::: Material for this task

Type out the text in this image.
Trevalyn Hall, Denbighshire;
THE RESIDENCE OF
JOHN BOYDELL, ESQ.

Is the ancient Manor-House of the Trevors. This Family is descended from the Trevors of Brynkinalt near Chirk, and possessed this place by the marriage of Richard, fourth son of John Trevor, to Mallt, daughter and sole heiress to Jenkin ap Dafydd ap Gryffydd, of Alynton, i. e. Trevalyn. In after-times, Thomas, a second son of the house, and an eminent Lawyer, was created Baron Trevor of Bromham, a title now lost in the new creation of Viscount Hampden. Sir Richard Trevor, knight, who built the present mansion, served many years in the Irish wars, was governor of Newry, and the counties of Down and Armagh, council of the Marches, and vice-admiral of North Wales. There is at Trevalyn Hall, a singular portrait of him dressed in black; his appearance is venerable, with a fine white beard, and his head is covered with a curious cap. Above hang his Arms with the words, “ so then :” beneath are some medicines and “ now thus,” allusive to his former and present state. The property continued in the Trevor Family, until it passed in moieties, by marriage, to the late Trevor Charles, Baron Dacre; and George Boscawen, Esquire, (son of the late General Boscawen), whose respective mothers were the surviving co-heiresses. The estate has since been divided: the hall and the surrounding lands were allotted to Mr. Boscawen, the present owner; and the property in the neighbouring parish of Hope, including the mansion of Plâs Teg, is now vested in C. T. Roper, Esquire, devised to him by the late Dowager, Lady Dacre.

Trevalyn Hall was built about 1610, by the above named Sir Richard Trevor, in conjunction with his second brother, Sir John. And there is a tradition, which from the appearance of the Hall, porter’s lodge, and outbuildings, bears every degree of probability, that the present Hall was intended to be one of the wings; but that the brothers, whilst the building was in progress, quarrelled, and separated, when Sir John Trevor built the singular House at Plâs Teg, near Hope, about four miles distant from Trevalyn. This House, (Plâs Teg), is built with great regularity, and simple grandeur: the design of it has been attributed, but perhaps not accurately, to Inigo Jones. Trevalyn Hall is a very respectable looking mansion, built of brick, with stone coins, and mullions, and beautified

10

::::::

Above are some records. Print them all exactly.

**Response:**
Type out the text in this image.
Trevalyn Hall, Denbighshire;
THE RESIDENCE OF
JOHN BOYDELL, ESQ.

Is the ancient Manor-House of the Trevors. This Family is descended from the Trevors of Brynkinalt near Chirk, and possessed this place by the marriage of Richard, fourth son of John Trevor, to Mallt, daughter and sole heiress to Jenkin ap Dafydd ap Gryffydd, of Alynton, i. e. Trevalyn. In after-times, Thomas, a second son of the house, and an eminent Lawyer, was created Baron Trevor of Bromham, a title now lost in the new creation of Viscount Hampden. Sir Richard Trevor, knight, who built the present mansion, served many years in the Irish wars, was governor of Newry, and the counties of Down and Armagh, council of the Marches, and vice-admiral of North Wales. There is at Trevalyn Hall, a singular portrait of him dressed in black; his appearance is venerable, with a fine white beard, and his head is covered with a curious cap. Above hang his Arms with the words, “ so then :” beneath are some medicines and “ now thus,” allusive to his former and present state. The property continued in the Trevor Family, until it passed in moieties, by marriage, to the late Trevor Charles, Baron Dacre; and George Boscawen, Esquire, (son of the late General Boscawen), whose respective mothers were the surviving co-heiresses. The estate has since been divided: the hall and the surrounding lands were allotted to Mr. Boscawen, the present owner; and the property in the neighbouring parish of Hope, including the mansion of Plâs Teg, is now vested in C. T. Roper, Esquire, devised to him by the late Dowager, Lady Dacre.

Trevalyn Hall was built about 1610, by the above named Sir Richard Trevor, in conjunction with his second brother, Sir John. And there is a tradition, which from the appearance of the Hall, porter’s lodge, and outbuildings, bears every degree of probability, that the present Hall was intended to be one of the wings; but that the brothers, whilst the building was in progress, quarrelled, and separated, when Sir John Trevor built the singular House at Plâs Teg, near Hope, about four miles distant from Trevalyn. This House, (Plâs Teg), is built with great regularity, and simple grandeur: the design of it has been attributed, but perhaps not accurately, to Inigo Jones. Trevalyn Hall is a very respectable looking mansion, built of brick, with stone coins, and mullions, and beautified

10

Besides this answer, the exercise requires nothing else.